start

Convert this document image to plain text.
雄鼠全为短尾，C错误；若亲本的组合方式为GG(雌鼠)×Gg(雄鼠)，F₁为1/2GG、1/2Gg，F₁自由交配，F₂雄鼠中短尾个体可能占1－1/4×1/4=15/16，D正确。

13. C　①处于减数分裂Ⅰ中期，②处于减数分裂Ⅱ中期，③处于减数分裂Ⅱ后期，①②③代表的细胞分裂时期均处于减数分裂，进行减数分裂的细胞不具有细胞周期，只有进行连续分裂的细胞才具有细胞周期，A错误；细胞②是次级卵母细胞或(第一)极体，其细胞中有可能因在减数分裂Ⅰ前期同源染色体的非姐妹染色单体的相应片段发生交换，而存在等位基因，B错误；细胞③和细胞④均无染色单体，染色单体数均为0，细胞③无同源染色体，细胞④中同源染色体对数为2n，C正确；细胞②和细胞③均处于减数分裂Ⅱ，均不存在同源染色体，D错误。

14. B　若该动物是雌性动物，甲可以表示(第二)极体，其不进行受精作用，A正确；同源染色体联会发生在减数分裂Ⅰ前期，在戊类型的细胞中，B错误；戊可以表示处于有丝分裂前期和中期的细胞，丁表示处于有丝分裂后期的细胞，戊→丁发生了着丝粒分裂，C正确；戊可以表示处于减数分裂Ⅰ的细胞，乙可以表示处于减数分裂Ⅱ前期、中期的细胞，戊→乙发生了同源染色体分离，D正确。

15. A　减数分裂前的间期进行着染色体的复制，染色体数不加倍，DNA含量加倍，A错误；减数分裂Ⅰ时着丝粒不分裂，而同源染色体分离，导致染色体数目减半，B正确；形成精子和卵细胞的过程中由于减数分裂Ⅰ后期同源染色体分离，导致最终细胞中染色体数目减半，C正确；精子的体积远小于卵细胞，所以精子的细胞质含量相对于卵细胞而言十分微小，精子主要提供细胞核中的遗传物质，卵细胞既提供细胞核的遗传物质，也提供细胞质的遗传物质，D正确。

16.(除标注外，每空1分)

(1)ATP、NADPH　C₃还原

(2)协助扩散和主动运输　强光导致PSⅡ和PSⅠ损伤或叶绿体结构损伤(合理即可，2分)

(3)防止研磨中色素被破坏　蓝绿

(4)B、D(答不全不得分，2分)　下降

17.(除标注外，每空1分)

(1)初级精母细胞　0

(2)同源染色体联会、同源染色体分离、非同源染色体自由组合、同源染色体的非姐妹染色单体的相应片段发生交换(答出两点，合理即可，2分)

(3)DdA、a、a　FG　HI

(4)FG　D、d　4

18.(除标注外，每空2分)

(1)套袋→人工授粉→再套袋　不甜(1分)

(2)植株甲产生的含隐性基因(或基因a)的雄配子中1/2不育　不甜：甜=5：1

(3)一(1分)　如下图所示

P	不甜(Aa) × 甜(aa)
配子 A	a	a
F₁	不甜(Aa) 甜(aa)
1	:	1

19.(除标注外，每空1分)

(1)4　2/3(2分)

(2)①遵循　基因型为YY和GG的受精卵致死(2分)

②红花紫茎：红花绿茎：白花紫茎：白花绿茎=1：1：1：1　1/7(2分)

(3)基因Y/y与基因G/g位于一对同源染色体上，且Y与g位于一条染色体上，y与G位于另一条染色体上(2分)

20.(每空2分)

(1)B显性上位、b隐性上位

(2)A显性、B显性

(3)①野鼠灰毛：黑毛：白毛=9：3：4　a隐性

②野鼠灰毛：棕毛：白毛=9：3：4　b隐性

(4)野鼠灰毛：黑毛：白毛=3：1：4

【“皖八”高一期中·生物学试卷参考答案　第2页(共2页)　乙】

end

Exercise:
Each record above should be restated word for word.

Exercise output:
Convert this document image to plain text.
雄鼠全为短尾，C错误；若亲本的组合方式为GG(雌鼠)×Gg(雄鼠)，F₁为1/2GG、1/2Gg，F₁自由交配，F₂雄鼠中短尾个体可能占1－1/4×1/4=15/16，D正确。

13. C　①处于减数分裂Ⅰ中期，②处于减数分裂Ⅱ中期，③处于减数分裂Ⅱ后期，①②③代表的细胞分裂时期均处于减数分裂，进行减数分裂的细胞不具有细胞周期，只有进行连续分裂的细胞才具有细胞周期，A错误；细胞②是次级卵母细胞或(第一)极体，其细胞中有可能因在减数分裂Ⅰ前期同源染色体的非姐妹染色单体的相应片段发生交换，而存在等位基因，B错误；细胞③和细胞④均无染色单体，染色单体数均为0，细胞③无同源染色体，细胞④中同源染色体对数为2n，C正确；细胞②和细胞③均处于减数分裂Ⅱ，均不存在同源染色体，D错误。

14. B　若该动物是雌性动物，甲可以表示(第二)极体，其不进行受精作用，A正确；同源染色体联会发生在减数分裂Ⅰ前期，在戊类型的细胞中，B错误；戊可以表示处于有丝分裂前期和中期的细胞，丁表示处于有丝分裂后期的细胞，戊→丁发生了着丝粒分裂，C正确；戊可以表示处于减数分裂Ⅰ的细胞，乙可以表示处于减数分裂Ⅱ前期、中期的细胞，戊→乙发生了同源染色体分离，D正确。

15. A　减数分裂前的间期进行着染色体的复制，染色体数不加倍，DNA含量加倍，A错误；减数分裂Ⅰ时着丝粒不分裂，而同源染色体分离，导致染色体数目减半，B正确；形成精子和卵细胞的过程中由于减数分裂Ⅰ后期同源染色体分离，导致最终细胞中染色体数目减半，C正确；精子的体积远小于卵细胞，所以精子的细胞质含量相对于卵细胞而言十分微小，精子主要提供细胞核中的遗传物质，卵细胞既提供细胞核的遗传物质，也提供细胞质的遗传物质，D正确。

16.(除标注外，每空1分)

(1)ATP、NADPH　C₃还原

(2)协助扩散和主动运输　强光导致PSⅡ和PSⅠ损伤或叶绿体结构损伤(合理即可，2分)

(3)防止研磨中色素被破坏　蓝绿

(4)B、D(答不全不得分，2分)　下降

17.(除标注外，每空1分)

(1)初级精母细胞　0

(2)同源染色体联会、同源染色体分离、非同源染色体自由组合、同源染色体的非姐妹染色单体的相应片段发生交换(答出两点，合理即可，2分)

(3)DdA、a、a　FG　HI

(4)FG　D、d　4

18.(除标注外，每空2分)

(1)套袋→人工授粉→再套袋　不甜(1分)

(2)植株甲产生的含隐性基因(或基因a)的雄配子中1/2不育　不甜：甜=5：1

(3)一(1分)　如下图所示

P	不甜(Aa) × 甜(aa)
配子 A	a	a
F₁	不甜(Aa) 甜(aa)
1	:	1

19.(除标注外，每空1分)

(1)4　2/3(2分)

(2)①遵循　基因型为YY和GG的受精卵致死(2分)

②红花紫茎：红花绿茎：白花紫茎：白花绿茎=1：1：1：1　1/7(2分)

(3)基因Y/y与基因G/g位于一对同源染色体上，且Y与g位于一条染色体上，y与G位于另一条染色体上(2分)

20.(每空2分)

(1)B显性上位、b隐性上位

(2)A显性、B显性

(3)①野鼠灰毛：黑毛：白毛=9：3：4　a隐性

②野鼠灰毛：棕毛：白毛=9：3：4　b隐性

(4)野鼠灰毛：黑毛：白毛=3：1：4

【“皖八”高一期中·生物学试卷参考答案　第2页(共2页)　乙】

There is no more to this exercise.